[Saved entries]
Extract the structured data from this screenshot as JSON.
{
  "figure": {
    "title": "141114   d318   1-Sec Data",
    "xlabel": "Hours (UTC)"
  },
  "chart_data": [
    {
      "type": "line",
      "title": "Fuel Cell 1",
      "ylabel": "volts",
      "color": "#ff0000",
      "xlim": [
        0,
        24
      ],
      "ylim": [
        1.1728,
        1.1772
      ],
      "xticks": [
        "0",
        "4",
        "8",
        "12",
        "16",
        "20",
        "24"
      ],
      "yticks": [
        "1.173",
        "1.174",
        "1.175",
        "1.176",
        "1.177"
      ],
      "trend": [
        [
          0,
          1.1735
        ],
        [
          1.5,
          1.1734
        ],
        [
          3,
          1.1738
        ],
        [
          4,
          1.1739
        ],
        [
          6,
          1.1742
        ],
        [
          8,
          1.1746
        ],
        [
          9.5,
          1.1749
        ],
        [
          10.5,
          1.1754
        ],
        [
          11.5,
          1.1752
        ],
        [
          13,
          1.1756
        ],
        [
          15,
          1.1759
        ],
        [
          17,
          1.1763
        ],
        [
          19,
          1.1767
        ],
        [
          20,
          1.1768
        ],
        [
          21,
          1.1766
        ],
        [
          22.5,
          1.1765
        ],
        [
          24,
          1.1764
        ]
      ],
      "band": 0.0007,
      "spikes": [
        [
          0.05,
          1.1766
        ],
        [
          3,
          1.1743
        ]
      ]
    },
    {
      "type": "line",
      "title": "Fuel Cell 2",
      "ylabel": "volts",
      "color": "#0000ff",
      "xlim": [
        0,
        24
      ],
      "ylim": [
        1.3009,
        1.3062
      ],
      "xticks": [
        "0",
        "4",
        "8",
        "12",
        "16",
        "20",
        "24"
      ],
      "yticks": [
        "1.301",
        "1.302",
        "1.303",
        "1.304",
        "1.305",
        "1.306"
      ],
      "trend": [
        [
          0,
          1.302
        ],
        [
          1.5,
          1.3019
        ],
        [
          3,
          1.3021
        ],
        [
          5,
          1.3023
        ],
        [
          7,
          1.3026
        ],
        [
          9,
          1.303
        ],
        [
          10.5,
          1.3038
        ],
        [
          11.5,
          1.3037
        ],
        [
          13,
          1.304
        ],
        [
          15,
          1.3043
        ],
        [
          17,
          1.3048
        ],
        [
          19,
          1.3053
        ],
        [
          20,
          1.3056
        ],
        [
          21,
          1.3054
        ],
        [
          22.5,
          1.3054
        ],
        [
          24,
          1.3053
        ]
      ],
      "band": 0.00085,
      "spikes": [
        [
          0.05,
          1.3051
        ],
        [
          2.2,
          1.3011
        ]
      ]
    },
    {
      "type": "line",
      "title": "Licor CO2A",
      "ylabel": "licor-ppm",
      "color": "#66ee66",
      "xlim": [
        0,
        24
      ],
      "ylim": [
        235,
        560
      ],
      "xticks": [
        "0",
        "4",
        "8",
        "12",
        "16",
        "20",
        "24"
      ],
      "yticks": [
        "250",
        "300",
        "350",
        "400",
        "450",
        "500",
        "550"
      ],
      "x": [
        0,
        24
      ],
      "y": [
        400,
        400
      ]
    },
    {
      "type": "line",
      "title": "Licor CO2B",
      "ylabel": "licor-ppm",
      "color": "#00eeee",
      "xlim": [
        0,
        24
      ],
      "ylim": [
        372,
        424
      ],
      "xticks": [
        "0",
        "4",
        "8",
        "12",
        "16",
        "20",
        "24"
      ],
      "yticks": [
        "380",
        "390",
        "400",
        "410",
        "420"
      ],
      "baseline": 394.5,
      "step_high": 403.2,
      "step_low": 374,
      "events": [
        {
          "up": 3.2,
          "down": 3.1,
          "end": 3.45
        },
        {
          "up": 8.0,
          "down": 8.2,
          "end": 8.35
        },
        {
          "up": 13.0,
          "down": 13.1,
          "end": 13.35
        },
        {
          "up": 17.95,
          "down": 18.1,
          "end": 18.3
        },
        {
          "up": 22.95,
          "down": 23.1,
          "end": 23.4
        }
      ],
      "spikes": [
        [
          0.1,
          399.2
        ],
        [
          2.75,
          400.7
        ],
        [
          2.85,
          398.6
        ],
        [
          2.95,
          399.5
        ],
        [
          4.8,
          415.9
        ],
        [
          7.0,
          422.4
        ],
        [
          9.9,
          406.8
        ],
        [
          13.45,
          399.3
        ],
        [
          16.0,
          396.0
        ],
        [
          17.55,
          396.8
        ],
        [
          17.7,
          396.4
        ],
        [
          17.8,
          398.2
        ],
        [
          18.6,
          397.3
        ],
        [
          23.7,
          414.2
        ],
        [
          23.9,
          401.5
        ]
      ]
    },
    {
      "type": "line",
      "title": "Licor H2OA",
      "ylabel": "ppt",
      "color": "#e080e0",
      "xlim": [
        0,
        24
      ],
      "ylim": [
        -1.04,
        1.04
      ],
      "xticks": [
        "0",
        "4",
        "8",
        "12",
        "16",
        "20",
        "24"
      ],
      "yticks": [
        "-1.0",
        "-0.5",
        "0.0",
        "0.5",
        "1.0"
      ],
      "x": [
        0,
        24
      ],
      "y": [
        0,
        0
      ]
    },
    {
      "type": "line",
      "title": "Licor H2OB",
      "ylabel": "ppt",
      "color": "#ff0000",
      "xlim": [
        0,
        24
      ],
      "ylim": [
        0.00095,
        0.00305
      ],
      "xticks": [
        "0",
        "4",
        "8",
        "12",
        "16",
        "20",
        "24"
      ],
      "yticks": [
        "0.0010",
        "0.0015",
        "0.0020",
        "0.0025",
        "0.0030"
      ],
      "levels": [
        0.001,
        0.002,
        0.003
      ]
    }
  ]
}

• [Exercise goal]: List all lines where "title" occurs.

• [Response]:
    "title": "141114   d318   1-Sec Data",
      "title": "Fuel Cell 1",
      "title": "Fuel Cell 2",
      "title": "Licor CO2A",
      "title": "Licor CO2B",
      "title": "Licor H2OA",
      "title": "Licor H2OB",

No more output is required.